## Brief
Pictures must be kept out of the copy. Every entry is to be duplicated exactly.

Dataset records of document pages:
----

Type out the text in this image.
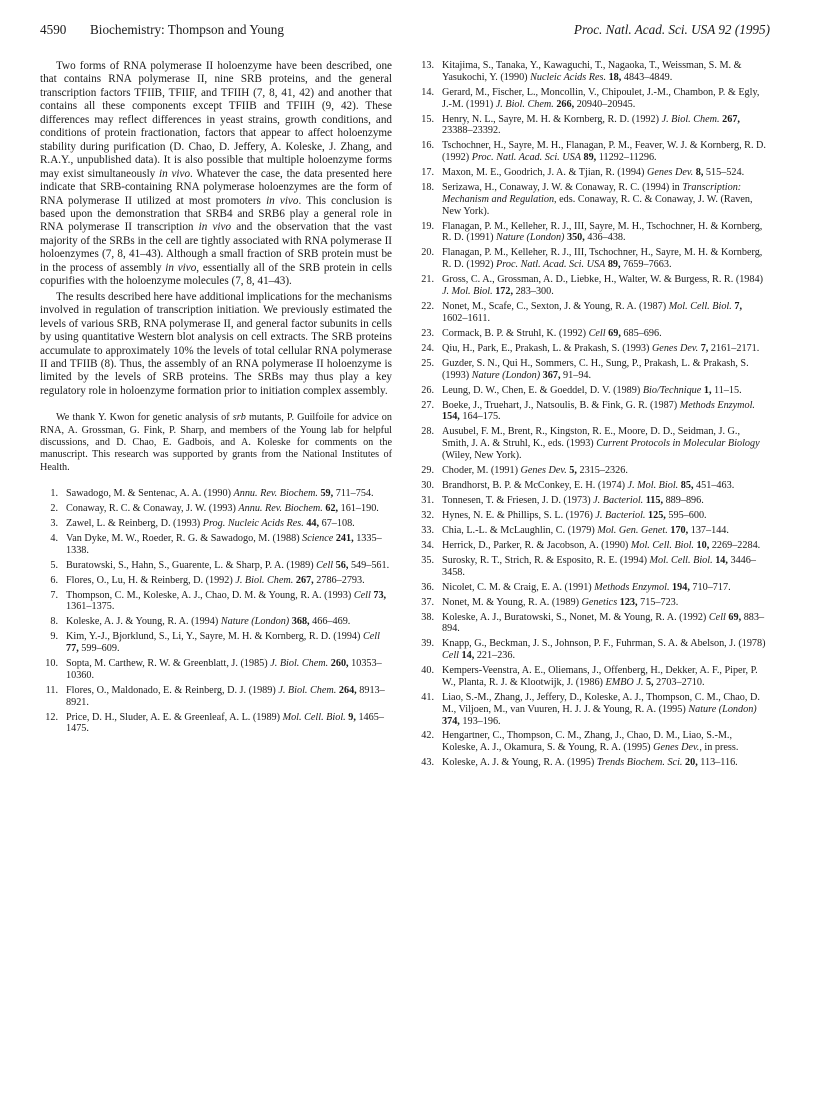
4590 Biochemistry: Thompson and Young	Proc. Natl. Acad. Sci. USA 92 (1995)

Two forms of RNA polymerase II holoenzyme have been described, one that contains RNA polymerase II, nine SRB proteins, and the general transcription factors TFIIB, TFIIF, and TFIIH (7, 8, 41, 42) and another that contains all these components except TFIIB and TFIIH (9, 42). These differences may reflect differences in yeast strains, growth conditions, and conditions of protein fractionation, factors that appear to affect holoenzyme stability during purification (D. Chao, D. Jeffery, A. Koleske, J. Zhang, and R.A.Y., unpublished data). It is also possible that multiple holoenzyme forms may exist simultaneously in vivo. Whatever the case, the data presented here indicate that SRB-containing RNA polymerase holoenzymes are the form of RNA polymerase II utilized at most promoters in vivo. This conclusion is based upon the demonstration that SRB4 and SRB6 play a general role in RNA polymerase II transcription in vivo and the observation that the vast majority of the SRBs in the cell are tightly associated with RNA polymerase II holoenzymes (7, 8, 41–43). Although a small fraction of SRB protein must be in the process of assembly in vivo, essentially all of the SRB protein in cells copurifies with the holoenzyme molecules (7, 8, 41–43).

The results described here have additional implications for the mechanisms involved in regulation of transcription initiation. We previously estimated the levels of various SRB, RNA polymerase II, and general factor subunits in cells by using quantitative Western blot analysis on cell extracts. The SRB proteins accumulate to approximately 10% the levels of total cellular RNA polymerase II and TFIIB (8). Thus, the assembly of an RNA polymerase II holoenzyme is limited by the levels of SRB proteins. The SRBs may thus play a key regulatory role in holoenzyme formation prior to initiation complex assembly.

We thank Y. Kwon for genetic analysis of srb mutants, P. Guilfoile for advice on RNA, A. Grossman, G. Fink, P. Sharp, and members of the Young lab for helpful discussions, and D. Chao, E. Gadbois, and A. Koleske for comments on the manuscript. This research was supported by grants from the National Institutes of Health.

1. Sawadogo, M. & Sentenac, A. A. (1990) Annu. Rev. Biochem. 59, 711–754.
2. Conaway, R. C. & Conaway, J. W. (1993) Annu. Rev. Biochem. 62, 161–190.
3. Zawel, L. & Reinberg, D. (1993) Prog. Nucleic Acids Res. 44, 67–108.
4. Van Dyke, M. W., Roeder, R. G. & Sawadogo, M. (1988) Science 241, 1335–1338.
5. Buratowski, S., Hahn, S., Guarente, L. & Sharp, P. A. (1989) Cell 56, 549–561.
6. Flores, O., Lu, H. & Reinberg, D. (1992) J. Biol. Chem. 267, 2786–2793.
7. Thompson, C. M., Koleske, A. J., Chao, D. M. & Young, R. A. (1993) Cell 73, 1361–1375.
8. Koleske, A. J. & Young, R. A. (1994) Nature (London) 368, 466–469.
9. Kim, Y.-J., Bjorklund, S., Li, Y., Sayre, M. H. & Kornberg, R. D. (1994) Cell 77, 599–609.
10. Sopta, M. Carthew, R. W. & Greenblatt, J. (1985) J. Biol. Chem. 260, 10353–10360.
11. Flores, O., Maldonado, E. & Reinberg, D. J. (1989) J. Biol. Chem. 264, 8913–8921.
12. Price, D. H., Sluder, A. E. & Greenleaf, A. L. (1989) Mol. Cell. Biol. 9, 1465–1475.
13. Kitajima, S., Tanaka, Y., Kawaguchi, T., Nagaoka, T., Weissman, S. M. & Yasukochi, Y. (1990) Nucleic Acids Res. 18, 4843–4849.
14. Gerard, M., Fischer, L., Moncollin, V., Chipoulet, J.-M., Chambon, P. & Egly, J.-M. (1991) J. Biol. Chem. 266, 20940–20945.
15. Henry, N. L., Sayre, M. H. & Kornberg, R. D. (1992) J. Biol. Chem. 267, 23388–23392.
16. Tschochner, H., Sayre, M. H., Flanagan, P. M., Feaver, W. J. & Kornberg, R. D. (1992) Proc. Natl. Acad. Sci. USA 89, 11292–11296.
17. Maxon, M. E., Goodrich, J. A. & Tjian, R. (1994) Genes Dev. 8, 515–524.
18. Serizawa, H., Conaway, J. W. & Conaway, R. C. (1994) in Transcription: Mechanism and Regulation, eds. Conaway, R. C. & Conaway, J. W. (Raven, New York).
19. Flanagan, P. M., Kelleher, R. J., III, Sayre, M. H., Tschochner, H. & Kornberg, R. D. (1991) Nature (London) 350, 436–438.
20. Flanagan, P. M., Kelleher, R. J., III, Tschochner, H., Sayre, M. H. & Kornberg, R. D. (1992) Proc. Natl. Acad. Sci. USA 89, 7659–7663.
21. Gross, C. A., Grossman, A. D., Liebke, H., Walter, W. & Burgess, R. R. (1984) J. Mol. Biol. 172, 283–300.
22. Nonet, M., Scafe, C., Sexton, J. & Young, R. A. (1987) Mol. Cell. Biol. 7, 1602–1611.
23. Cormack, B. P. & Struhl, K. (1992) Cell 69, 685–696.
24. Qiu, H., Park, E., Prakash, L. & Prakash, S. (1993) Genes Dev. 7, 2161–2171.
25. Guzder, S. N., Qui H., Sommers, C. H., Sung, P., Prakash, L. & Prakash, S. (1993) Nature (London) 367, 91–94.
26. Leung, D. W., Chen, E. & Goeddel, D. V. (1989) Bio/Technique 1, 11–15.
27. Boeke, J., Truehart, J., Natsoulis, B. & Fink, G. R. (1987) Methods Enzymol. 154, 164–175.
28. Ausubel, F. M., Brent, R., Kingston, R. E., Moore, D. D., Seidman, J. G., Smith, J. A. & Struhl, K., eds. (1993) Current Protocols in Molecular Biology (Wiley, New York).
29. Choder, M. (1991) Genes Dev. 5, 2315–2326.
30. Brandhorst, B. P. & McConkey, E. H. (1974) J. Mol. Biol. 85, 451–463.
31. Tonnesen, T. & Friesen, J. D. (1973) J. Bacteriol. 115, 889–896.
32. Hynes, N. E. & Phillips, S. L. (1976) J. Bacteriol. 125, 595–600.
33. Chia, L.-L. & McLaughlin, C. (1979) Mol. Gen. Genet. 170, 137–144.
34. Herrick, D., Parker, R. & Jacobson, A. (1990) Mol. Cell. Biol. 10, 2269–2284.
35. Surosky, R. T., Strich, R. & Esposito, R. E. (1994) Mol. Cell. Biol. 14, 3446–3458.
36. Nicolet, C. M. & Craig, E. A. (1991) Methods Enzymol. 194, 710–717.
37. Nonet, M. & Young, R. A. (1989) Genetics 123, 715–723.
38. Koleske, A. J., Buratowski, S., Nonet, M. & Young, R. A. (1992) Cell 69, 883–894.
39. Knapp, G., Beckman, J. S., Johnson, P. F., Fuhrman, S. A. & Abelson, J. (1978) Cell 14, 221–236.
40. Kempers-Veenstra, A. E., Oliemans, J., Offenberg, H., Dekker, A. F., Piper, P. W., Planta, R. J. & Klootwijk, J. (1986) EMBO J. 5, 2703–2710.
41. Liao, S.-M., Zhang, J., Jeffery, D., Koleske, A. J., Thompson, C. M., Chao, D. M., Viljoen, M., van Vuuren, H. J. J. & Young, R. A. (1995) Nature (London) 374, 193–196.
42. Hengartner, C., Thompson, C. M., Zhang, J., Chao, D. M., Liao, S.-M., Koleske, A. J., Okamura, S. & Young, R. A. (1995) Genes Dev., in press.
43. Koleske, A. J. & Young, R. A. (1995) Trends Biochem. Sci. 20, 113–116.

----

## Solution to this problem
Type out the text in this image.
4590 Biochemistry: Thompson and Young	Proc. Natl. Acad. Sci. USA 92 (1995)

Two forms of RNA polymerase II holoenzyme have been described, one that contains RNA polymerase II, nine SRB proteins, and the general transcription factors TFIIB, TFIIF, and TFIIH (7, 8, 41, 42) and another that contains all these components except TFIIB and TFIIH (9, 42). These differences may reflect differences in yeast strains, growth conditions, and conditions of protein fractionation, factors that appear to affect holoenzyme stability during purification (D. Chao, D. Jeffery, A. Koleske, J. Zhang, and R.A.Y., unpublished data). It is also possible that multiple holoenzyme forms may exist simultaneously in vivo. Whatever the case, the data presented here indicate that SRB-containing RNA polymerase holoenzymes are the form of RNA polymerase II utilized at most promoters in vivo. This conclusion is based upon the demonstration that SRB4 and SRB6 play a general role in RNA polymerase II transcription in vivo and the observation that the vast majority of the SRBs in the cell are tightly associated with RNA polymerase II holoenzymes (7, 8, 41–43). Although a small fraction of SRB protein must be in the process of assembly in vivo, essentially all of the SRB protein in cells copurifies with the holoenzyme molecules (7, 8, 41–43).

The results described here have additional implications for the mechanisms involved in regulation of transcription initiation. We previously estimated the levels of various SRB, RNA polymerase II, and general factor subunits in cells by using quantitative Western blot analysis on cell extracts. The SRB proteins accumulate to approximately 10% the levels of total cellular RNA polymerase II and TFIIB (8). Thus, the assembly of an RNA polymerase II holoenzyme is limited by the levels of SRB proteins. The SRBs may thus play a key regulatory role in holoenzyme formation prior to initiation complex assembly.

We thank Y. Kwon for genetic analysis of srb mutants, P. Guilfoile for advice on RNA, A. Grossman, G. Fink, P. Sharp, and members of the Young lab for helpful discussions, and D. Chao, E. Gadbois, and A. Koleske for comments on the manuscript. This research was supported by grants from the National Institutes of Health.

1. Sawadogo, M. & Sentenac, A. A. (1990) Annu. Rev. Biochem. 59, 711–754.
2. Conaway, R. C. & Conaway, J. W. (1993) Annu. Rev. Biochem. 62, 161–190.
3. Zawel, L. & Reinberg, D. (1993) Prog. Nucleic Acids Res. 44, 67–108.
4. Van Dyke, M. W., Roeder, R. G. & Sawadogo, M. (1988) Science 241, 1335–1338.
5. Buratowski, S., Hahn, S., Guarente, L. & Sharp, P. A. (1989) Cell 56, 549–561.
6. Flores, O., Lu, H. & Reinberg, D. (1992) J. Biol. Chem. 267, 2786–2793.
7. Thompson, C. M., Koleske, A. J., Chao, D. M. & Young, R. A. (1993) Cell 73, 1361–1375.
8. Koleske, A. J. & Young, R. A. (1994) Nature (London) 368, 466–469.
9. Kim, Y.-J., Bjorklund, S., Li, Y., Sayre, M. H. & Kornberg, R. D. (1994) Cell 77, 599–609.
10. Sopta, M. Carthew, R. W. & Greenblatt, J. (1985) J. Biol. Chem. 260, 10353–10360.
11. Flores, O., Maldonado, E. & Reinberg, D. J. (1989) J. Biol. Chem. 264, 8913–8921.
12. Price, D. H., Sluder, A. E. & Greenleaf, A. L. (1989) Mol. Cell. Biol. 9, 1465–1475.
13. Kitajima, S., Tanaka, Y., Kawaguchi, T., Nagaoka, T., Weissman, S. M. & Yasukochi, Y. (1990) Nucleic Acids Res. 18, 4843–4849.
14. Gerard, M., Fischer, L., Moncollin, V., Chipoulet, J.-M., Chambon, P. & Egly, J.-M. (1991) J. Biol. Chem. 266, 20940–20945.
15. Henry, N. L., Sayre, M. H. & Kornberg, R. D. (1992) J. Biol. Chem. 267, 23388–23392.
16. Tschochner, H., Sayre, M. H., Flanagan, P. M., Feaver, W. J. & Kornberg, R. D. (1992) Proc. Natl. Acad. Sci. USA 89, 11292–11296.
17. Maxon, M. E., Goodrich, J. A. & Tjian, R. (1994) Genes Dev. 8, 515–524.
18. Serizawa, H., Conaway, J. W. & Conaway, R. C. (1994) in Transcription: Mechanism and Regulation, eds. Conaway, R. C. & Conaway, J. W. (Raven, New York).
19. Flanagan, P. M., Kelleher, R. J., III, Sayre, M. H., Tschochner, H. & Kornberg, R. D. (1991) Nature (London) 350, 436–438.
20. Flanagan, P. M., Kelleher, R. J., III, Tschochner, H., Sayre, M. H. & Kornberg, R. D. (1992) Proc. Natl. Acad. Sci. USA 89, 7659–7663.
21. Gross, C. A., Grossman, A. D., Liebke, H., Walter, W. & Burgess, R. R. (1984) J. Mol. Biol. 172, 283–300.
22. Nonet, M., Scafe, C., Sexton, J. & Young, R. A. (1987) Mol. Cell. Biol. 7, 1602–1611.
23. Cormack, B. P. & Struhl, K. (1992) Cell 69, 685–696.
24. Qiu, H., Park, E., Prakash, L. & Prakash, S. (1993) Genes Dev. 7, 2161–2171.
25. Guzder, S. N., Qui H., Sommers, C. H., Sung, P., Prakash, L. & Prakash, S. (1993) Nature (London) 367, 91–94.
26. Leung, D. W., Chen, E. & Goeddel, D. V. (1989) Bio/Technique 1, 11–15.
27. Boeke, J., Truehart, J., Natsoulis, B. & Fink, G. R. (1987) Methods Enzymol. 154, 164–175.
28. Ausubel, F. M., Brent, R., Kingston, R. E., Moore, D. D., Seidman, J. G., Smith, J. A. & Struhl, K., eds. (1993) Current Protocols in Molecular Biology (Wiley, New York).
29. Choder, M. (1991) Genes Dev. 5, 2315–2326.
30. Brandhorst, B. P. & McConkey, E. H. (1974) J. Mol. Biol. 85, 451–463.
31. Tonnesen, T. & Friesen, J. D. (1973) J. Bacteriol. 115, 889–896.
32. Hynes, N. E. & Phillips, S. L. (1976) J. Bacteriol. 125, 595–600.
33. Chia, L.-L. & McLaughlin, C. (1979) Mol. Gen. Genet. 170, 137–144.
34. Herrick, D., Parker, R. & Jacobson, A. (1990) Mol. Cell. Biol. 10, 2269–2284.
35. Surosky, R. T., Strich, R. & Esposito, R. E. (1994) Mol. Cell. Biol. 14, 3446–3458.
36. Nicolet, C. M. & Craig, E. A. (1991) Methods Enzymol. 194, 710–717.
37. Nonet, M. & Young, R. A. (1989) Genetics 123, 715–723.
38. Koleske, A. J., Buratowski, S., Nonet, M. & Young, R. A. (1992) Cell 69, 883–894.
39. Knapp, G., Beckman, J. S., Johnson, P. F., Fuhrman, S. A. & Abelson, J. (1978) Cell 14, 221–236.
40. Kempers-Veenstra, A. E., Oliemans, J., Offenberg, H., Dekker, A. F., Piper, P. W., Planta, R. J. & Klootwijk, J. (1986) EMBO J. 5, 2703–2710.
41. Liao, S.-M., Zhang, J., Jeffery, D., Koleske, A. J., Thompson, C. M., Chao, D. M., Viljoen, M., van Vuuren, H. J. J. & Young, R. A. (1995) Nature (London) 374, 193–196.
42. Hengartner, C., Thompson, C. M., Zhang, J., Chao, D. M., Liao, S.-M., Koleske, A. J., Okamura, S. & Young, R. A. (1995) Genes Dev., in press.
43. Koleske, A. J. & Young, R. A. (1995) Trends Biochem. Sci. 20, 113–116.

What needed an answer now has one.